Stated problem: Please set down all the lines beneath this one exactly, without the pictures.

··· Dataset

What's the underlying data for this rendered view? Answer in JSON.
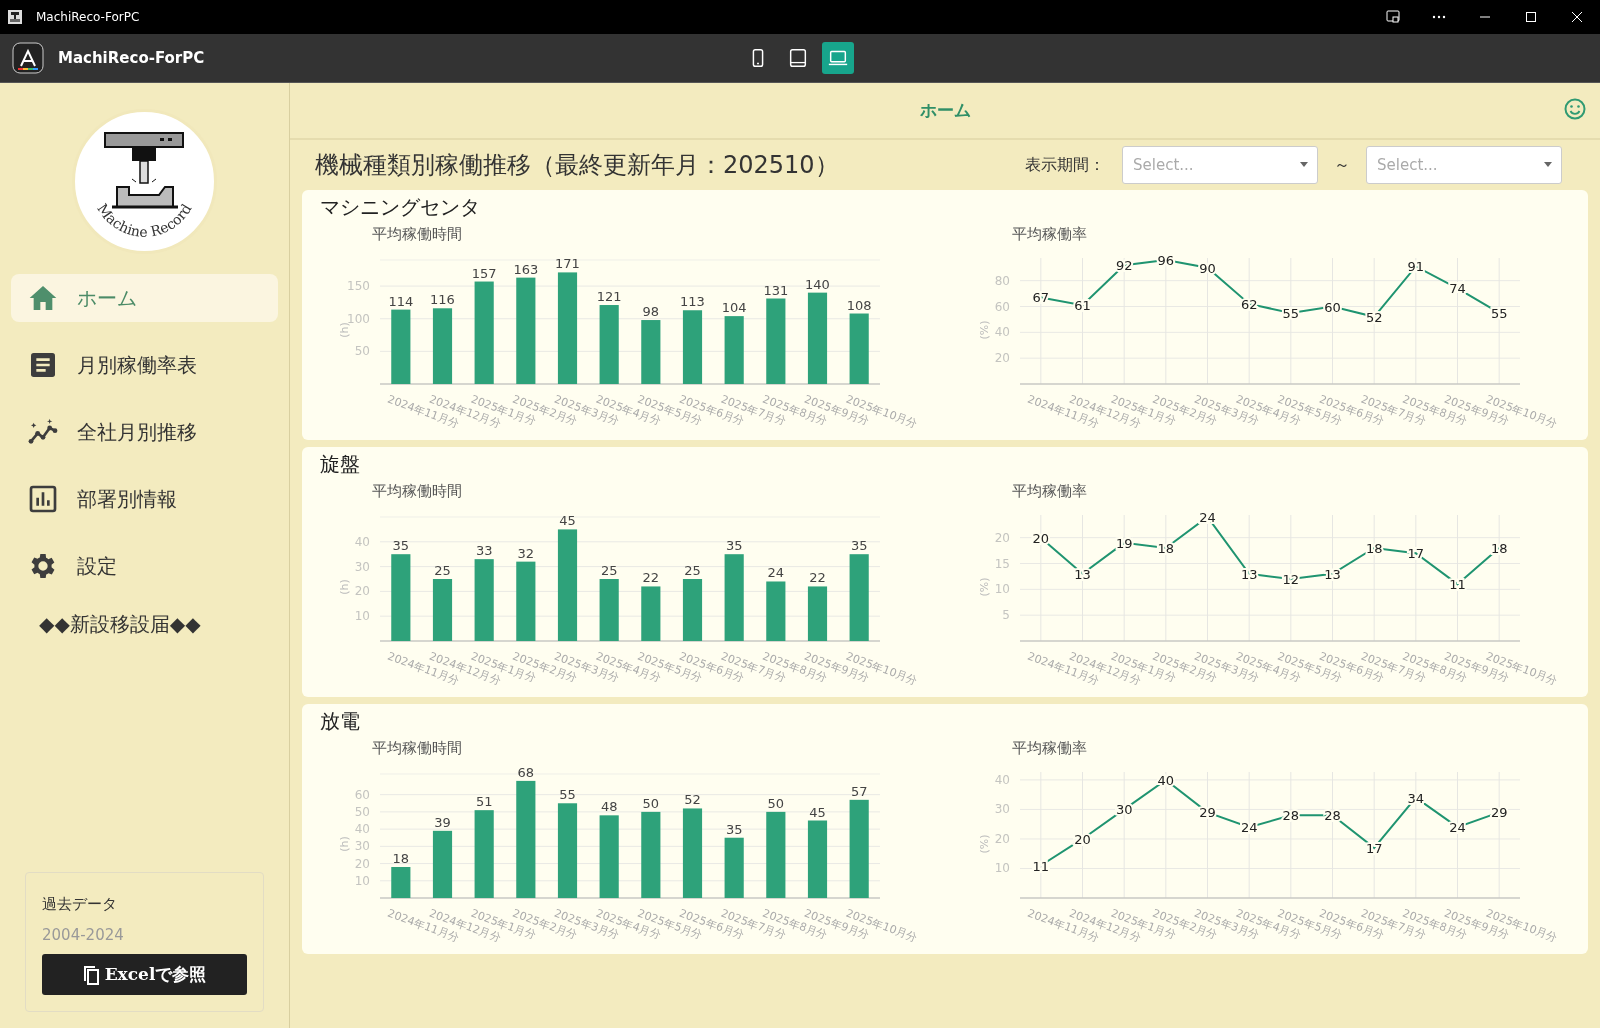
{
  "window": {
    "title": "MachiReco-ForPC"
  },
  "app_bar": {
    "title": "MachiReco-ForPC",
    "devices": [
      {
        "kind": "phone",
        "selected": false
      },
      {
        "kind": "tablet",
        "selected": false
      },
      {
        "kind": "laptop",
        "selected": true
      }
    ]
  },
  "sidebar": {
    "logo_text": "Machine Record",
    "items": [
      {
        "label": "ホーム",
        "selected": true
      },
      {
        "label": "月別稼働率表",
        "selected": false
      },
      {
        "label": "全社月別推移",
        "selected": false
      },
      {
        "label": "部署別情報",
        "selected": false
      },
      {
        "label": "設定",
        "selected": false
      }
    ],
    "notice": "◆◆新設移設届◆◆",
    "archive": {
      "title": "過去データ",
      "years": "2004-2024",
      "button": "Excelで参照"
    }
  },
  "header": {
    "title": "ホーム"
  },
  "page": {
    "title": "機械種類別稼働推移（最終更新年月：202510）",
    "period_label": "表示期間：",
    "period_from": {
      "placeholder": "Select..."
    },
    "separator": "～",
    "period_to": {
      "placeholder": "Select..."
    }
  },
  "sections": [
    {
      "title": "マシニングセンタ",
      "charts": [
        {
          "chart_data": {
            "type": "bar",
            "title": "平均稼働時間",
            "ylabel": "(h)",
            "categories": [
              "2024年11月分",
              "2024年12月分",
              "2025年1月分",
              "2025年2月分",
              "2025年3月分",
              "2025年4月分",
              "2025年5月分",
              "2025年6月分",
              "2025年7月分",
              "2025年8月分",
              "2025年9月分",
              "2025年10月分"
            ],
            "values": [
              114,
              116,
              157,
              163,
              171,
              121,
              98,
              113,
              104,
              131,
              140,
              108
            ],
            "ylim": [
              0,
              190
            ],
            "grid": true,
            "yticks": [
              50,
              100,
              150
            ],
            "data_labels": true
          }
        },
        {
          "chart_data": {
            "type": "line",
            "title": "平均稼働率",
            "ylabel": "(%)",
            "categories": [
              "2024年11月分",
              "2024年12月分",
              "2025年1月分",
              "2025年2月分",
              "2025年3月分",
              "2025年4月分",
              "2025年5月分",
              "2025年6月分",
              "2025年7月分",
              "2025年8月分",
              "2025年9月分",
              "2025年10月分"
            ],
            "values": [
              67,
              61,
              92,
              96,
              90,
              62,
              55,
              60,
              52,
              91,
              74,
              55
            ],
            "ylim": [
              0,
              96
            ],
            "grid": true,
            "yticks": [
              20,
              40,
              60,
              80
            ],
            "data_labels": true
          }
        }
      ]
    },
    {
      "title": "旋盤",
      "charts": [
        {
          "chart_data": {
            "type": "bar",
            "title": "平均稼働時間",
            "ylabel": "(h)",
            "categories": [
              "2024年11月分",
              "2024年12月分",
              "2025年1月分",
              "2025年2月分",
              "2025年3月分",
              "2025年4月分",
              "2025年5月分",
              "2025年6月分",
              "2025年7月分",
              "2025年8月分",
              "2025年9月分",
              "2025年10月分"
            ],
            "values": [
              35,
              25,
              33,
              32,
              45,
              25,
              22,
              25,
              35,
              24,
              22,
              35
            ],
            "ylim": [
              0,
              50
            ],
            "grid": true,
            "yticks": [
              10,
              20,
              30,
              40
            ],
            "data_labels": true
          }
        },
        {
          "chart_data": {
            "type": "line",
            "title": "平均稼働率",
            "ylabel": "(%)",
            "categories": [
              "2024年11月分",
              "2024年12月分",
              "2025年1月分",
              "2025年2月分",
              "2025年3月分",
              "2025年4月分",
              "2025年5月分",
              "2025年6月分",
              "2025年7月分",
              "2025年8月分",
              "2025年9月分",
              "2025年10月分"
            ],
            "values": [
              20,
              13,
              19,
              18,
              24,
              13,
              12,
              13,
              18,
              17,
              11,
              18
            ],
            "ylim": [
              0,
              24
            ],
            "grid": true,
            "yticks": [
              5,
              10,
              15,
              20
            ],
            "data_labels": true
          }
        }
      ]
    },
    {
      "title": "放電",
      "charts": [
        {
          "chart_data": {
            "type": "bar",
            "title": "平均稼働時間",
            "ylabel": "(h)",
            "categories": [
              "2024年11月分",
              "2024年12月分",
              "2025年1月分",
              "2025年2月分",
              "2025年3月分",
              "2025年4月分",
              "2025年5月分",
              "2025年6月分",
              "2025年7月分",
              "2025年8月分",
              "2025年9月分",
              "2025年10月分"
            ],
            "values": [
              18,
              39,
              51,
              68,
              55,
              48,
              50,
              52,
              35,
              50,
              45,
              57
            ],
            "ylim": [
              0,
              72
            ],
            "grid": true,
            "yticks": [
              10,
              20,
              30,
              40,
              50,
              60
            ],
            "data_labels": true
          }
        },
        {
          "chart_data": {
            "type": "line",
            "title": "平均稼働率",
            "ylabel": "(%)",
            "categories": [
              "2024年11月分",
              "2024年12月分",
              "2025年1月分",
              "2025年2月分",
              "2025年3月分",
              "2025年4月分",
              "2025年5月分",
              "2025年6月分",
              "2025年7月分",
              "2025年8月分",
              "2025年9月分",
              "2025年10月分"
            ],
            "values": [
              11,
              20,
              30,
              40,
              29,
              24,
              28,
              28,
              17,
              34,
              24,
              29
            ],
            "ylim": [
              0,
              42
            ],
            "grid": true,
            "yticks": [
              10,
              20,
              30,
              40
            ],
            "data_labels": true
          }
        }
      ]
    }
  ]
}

······

Answer to this task:
What's the underlying data for this rendered view? Answer in JSON.
{
  "window": {
    "title": "MachiReco-ForPC"
  },
  "app_bar": {
    "title": "MachiReco-ForPC",
    "devices": [
      {
        "kind": "phone",
        "selected": false
      },
      {
        "kind": "tablet",
        "selected": false
      },
      {
        "kind": "laptop",
        "selected": true
      }
    ]
  },
  "sidebar": {
    "logo_text": "Machine Record",
    "items": [
      {
        "label": "ホーム",
        "selected": true
      },
      {
        "label": "月別稼働率表",
        "selected": false
      },
      {
        "label": "全社月別推移",
        "selected": false
      },
      {
        "label": "部署別情報",
        "selected": false
      },
      {
        "label": "設定",
        "selected": false
      }
    ],
    "notice": "◆◆新設移設届◆◆",
    "archive": {
      "title": "過去データ",
      "years": "2004-2024",
      "button": "Excelで参照"
    }
  },
  "header": {
    "title": "ホーム"
  },
  "page": {
    "title": "機械種類別稼働推移（最終更新年月：202510）",
    "period_label": "表示期間：",
    "period_from": {
      "placeholder": "Select..."
    },
    "separator": "～",
    "period_to": {
      "placeholder": "Select..."
    }
  },
  "sections": [
    {
      "title": "マシニングセンタ",
      "charts": [
        {
          "chart_data": {
            "type": "bar",
            "title": "平均稼働時間",
            "ylabel": "(h)",
            "categories": [
              "2024年11月分",
              "2024年12月分",
              "2025年1月分",
              "2025年2月分",
              "2025年3月分",
              "2025年4月分",
              "2025年5月分",
              "2025年6月分",
              "2025年7月分",
              "2025年8月分",
              "2025年9月分",
              "2025年10月分"
            ],
            "values": [
              114,
              116,
              157,
              163,
              171,
              121,
              98,
              113,
              104,
              131,
              140,
              108
            ],
            "ylim": [
              0,
              190
            ],
            "grid": true,
            "yticks": [
              50,
              100,
              150
            ],
            "data_labels": true
          }
        },
        {
          "chart_data": {
            "type": "line",
            "title": "平均稼働率",
            "ylabel": "(%)",
            "categories": [
              "2024年11月分",
              "2024年12月分",
              "2025年1月分",
              "2025年2月分",
              "2025年3月分",
              "2025年4月分",
              "2025年5月分",
              "2025年6月分",
              "2025年7月分",
              "2025年8月分",
              "2025年9月分",
              "2025年10月分"
            ],
            "values": [
              67,
              61,
              92,
              96,
              90,
              62,
              55,
              60,
              52,
              91,
              74,
              55
            ],
            "ylim": [
              0,
              96
            ],
            "grid": true,
            "yticks": [
              20,
              40,
              60,
              80
            ],
            "data_labels": true
          }
        }
      ]
    },
    {
      "title": "旋盤",
      "charts": [
        {
          "chart_data": {
            "type": "bar",
            "title": "平均稼働時間",
            "ylabel": "(h)",
            "categories": [
              "2024年11月分",
              "2024年12月分",
              "2025年1月分",
              "2025年2月分",
              "2025年3月分",
              "2025年4月分",
              "2025年5月分",
              "2025年6月分",
              "2025年7月分",
              "2025年8月分",
              "2025年9月分",
              "2025年10月分"
            ],
            "values": [
              35,
              25,
              33,
              32,
              45,
              25,
              22,
              25,
              35,
              24,
              22,
              35
            ],
            "ylim": [
              0,
              50
            ],
            "grid": true,
            "yticks": [
              10,
              20,
              30,
              40
            ],
            "data_labels": true
          }
        },
        {
          "chart_data": {
            "type": "line",
            "title": "平均稼働率",
            "ylabel": "(%)",
            "categories": [
              "2024年11月分",
              "2024年12月分",
              "2025年1月分",
              "2025年2月分",
              "2025年3月分",
              "2025年4月分",
              "2025年5月分",
              "2025年6月分",
              "2025年7月分",
              "2025年8月分",
              "2025年9月分",
              "2025年10月分"
            ],
            "values": [
              20,
              13,
              19,
              18,
              24,
              13,
              12,
              13,
              18,
              17,
              11,
              18
            ],
            "ylim": [
              0,
              24
            ],
            "grid": true,
            "yticks": [
              5,
              10,
              15,
              20
            ],
            "data_labels": true
          }
        }
      ]
    },
    {
      "title": "放電",
      "charts": [
        {
          "chart_data": {
            "type": "bar",
            "title": "平均稼働時間",
            "ylabel": "(h)",
            "categories": [
              "2024年11月分",
              "2024年12月分",
              "2025年1月分",
              "2025年2月分",
              "2025年3月分",
              "2025年4月分",
              "2025年5月分",
              "2025年6月分",
              "2025年7月分",
              "2025年8月分",
              "2025年9月分",
              "2025年10月分"
            ],
            "values": [
              18,
              39,
              51,
              68,
              55,
              48,
              50,
              52,
              35,
              50,
              45,
              57
            ],
            "ylim": [
              0,
              72
            ],
            "grid": true,
            "yticks": [
              10,
              20,
              30,
              40,
              50,
              60
            ],
            "data_labels": true
          }
        },
        {
          "chart_data": {
            "type": "line",
            "title": "平均稼働率",
            "ylabel": "(%)",
            "categories": [
              "2024年11月分",
              "2024年12月分",
              "2025年1月分",
              "2025年2月分",
              "2025年3月分",
              "2025年4月分",
              "2025年5月分",
              "2025年6月分",
              "2025年7月分",
              "2025年8月分",
              "2025年9月分",
              "2025年10月分"
            ],
            "values": [
              11,
              20,
              30,
              40,
              29,
              24,
              28,
              28,
              17,
              34,
              24,
              29
            ],
            "ylim": [
              0,
              42
            ],
            "grid": true,
            "yticks": [
              10,
              20,
              30,
              40
            ],
            "data_labels": true
          }
        }
      ]
    }
  ]
}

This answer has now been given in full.